Some records
** START **
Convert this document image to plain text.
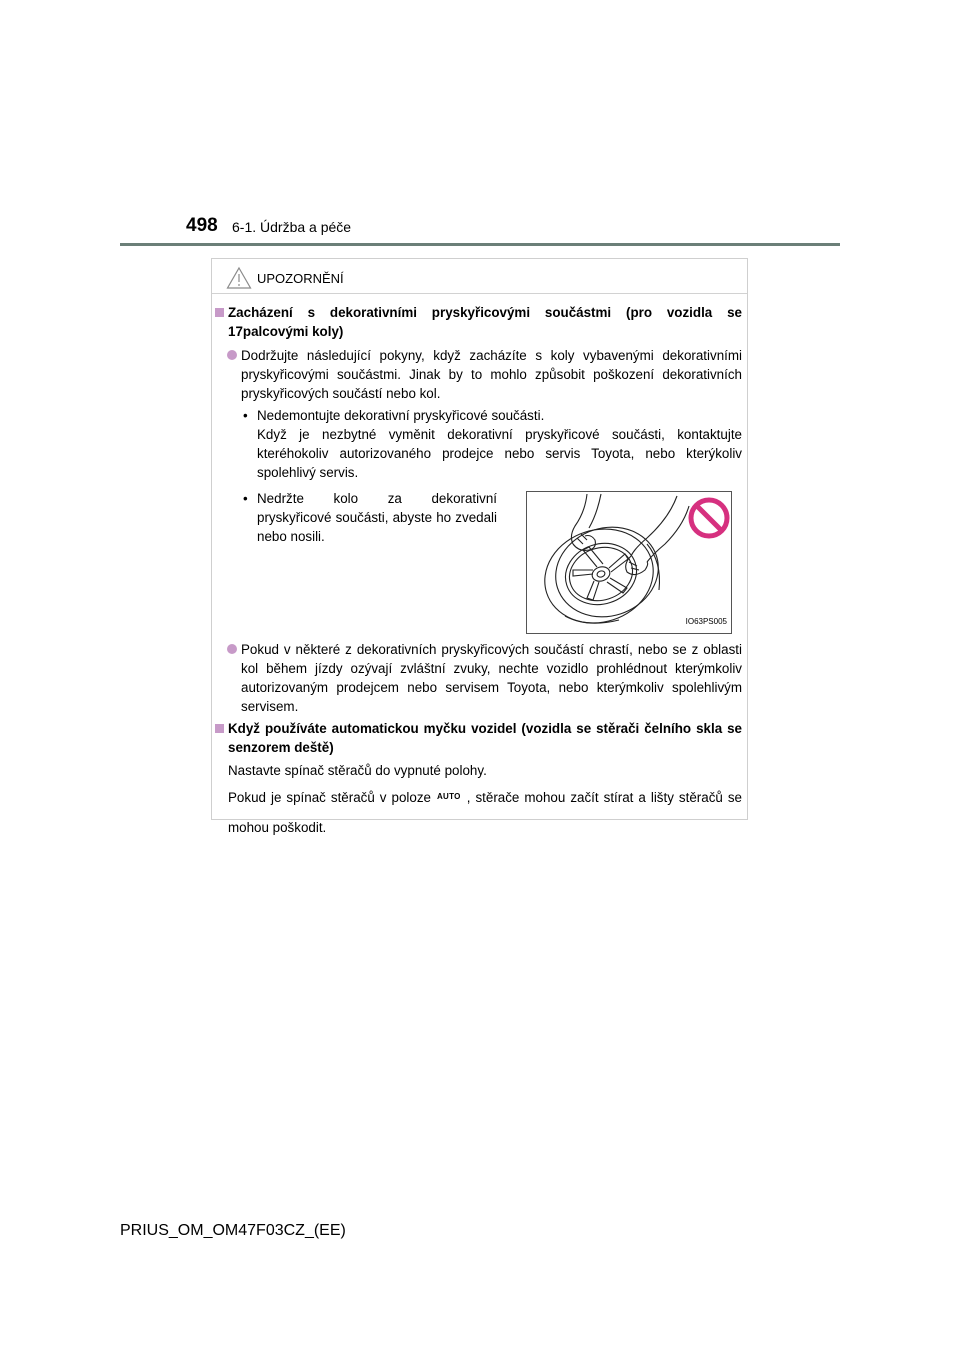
498 6-1. Údržba a péče
UPOZORNĚNÍ
Zacházení s dekorativními pryskyřicovými součástmi (pro vozidla se 17palcovými koly)
Dodržujte následující pokyny, když zacházíte s koly vybavenými dekorativními pryskyřicovými součástmi. Jinak by to mohlo způsobit poškození dekorativních pryskyřicových součástí nebo kol.
• Nedemontujte dekorativní pryskyřicové součásti.
Když je nezbytné vyměnit dekorativní pryskyřicové součásti, kontaktujte kteréhokoliv autorizovaného prodejce nebo servis Toyota, nebo kterýkoliv spolehlivý servis.
• Nedržte kolo za dekorativní pryskyřicové součásti, abyste ho zvedali nebo nosili.
IO63PS005
Pokud v některé z dekorativních pryskyřicových součástí chrastí, nebo se z oblasti kol během jízdy ozývají zvláštní zvuky, nechte vozidlo prohlédnout kterýmkoliv autorizovaným prodejcem nebo servisem Toyota, nebo kterýmkoliv spolehlivým servisem.
Když používáte automatickou myčku vozidel (vozidla se stěrači čelního skla se senzorem deště)
Nastavte spínač stěračů do vypnuté polohy.
Pokud je spínač stěračů v poloze AUTO , stěrače mohou začít stírat a lišty stěračů se mohou poškodit.
PRIUS_OM_OM47F03CZ_(EE)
** END **
DO THIS >>
Filter out every line that lacks the word "spínač", and copy the rest.

THE REPLY >>
Nastavte spínač stěračů do vypnuté polohy.
Pokud je spínač stěračů v poloze AUTO , stěrače mohou začít stírat a lišty stěračů se mohou poškodit.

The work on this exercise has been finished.